_Data section_
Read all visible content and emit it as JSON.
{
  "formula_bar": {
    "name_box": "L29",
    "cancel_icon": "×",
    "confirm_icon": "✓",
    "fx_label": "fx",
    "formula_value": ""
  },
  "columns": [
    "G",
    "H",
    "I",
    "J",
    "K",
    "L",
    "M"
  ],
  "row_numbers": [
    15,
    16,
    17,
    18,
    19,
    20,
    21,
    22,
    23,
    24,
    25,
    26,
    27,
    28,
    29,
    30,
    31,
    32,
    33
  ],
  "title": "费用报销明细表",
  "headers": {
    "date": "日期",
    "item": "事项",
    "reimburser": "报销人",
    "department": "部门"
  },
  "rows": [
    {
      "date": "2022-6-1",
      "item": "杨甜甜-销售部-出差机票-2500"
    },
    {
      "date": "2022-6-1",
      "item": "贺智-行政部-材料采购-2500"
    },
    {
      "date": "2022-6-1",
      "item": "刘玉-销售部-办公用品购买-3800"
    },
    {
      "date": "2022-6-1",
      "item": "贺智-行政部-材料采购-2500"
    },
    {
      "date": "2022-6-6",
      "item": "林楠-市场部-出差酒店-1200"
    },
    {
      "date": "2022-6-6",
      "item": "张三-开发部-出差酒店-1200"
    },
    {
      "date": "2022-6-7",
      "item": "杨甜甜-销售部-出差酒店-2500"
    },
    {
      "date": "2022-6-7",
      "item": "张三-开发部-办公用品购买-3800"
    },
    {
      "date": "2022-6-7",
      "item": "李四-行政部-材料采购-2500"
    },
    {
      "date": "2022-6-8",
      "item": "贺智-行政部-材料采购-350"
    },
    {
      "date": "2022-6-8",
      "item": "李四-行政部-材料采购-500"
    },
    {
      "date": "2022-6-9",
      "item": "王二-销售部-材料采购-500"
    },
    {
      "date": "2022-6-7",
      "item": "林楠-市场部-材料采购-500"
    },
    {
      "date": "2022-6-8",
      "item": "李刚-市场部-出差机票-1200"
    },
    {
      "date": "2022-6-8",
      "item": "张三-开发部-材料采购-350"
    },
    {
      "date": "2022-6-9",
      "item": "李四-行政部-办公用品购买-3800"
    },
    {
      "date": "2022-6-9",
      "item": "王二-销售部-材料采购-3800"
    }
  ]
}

_Exercise_
Search the entries for the word "出差酒店", then list each line that holds it.

_Output below_
      "item": "林楠-市场部-出差酒店-1200"
      "item": "张三-开发部-出差酒店-1200"
      "item": "杨甜甜-销售部-出差酒店-2500"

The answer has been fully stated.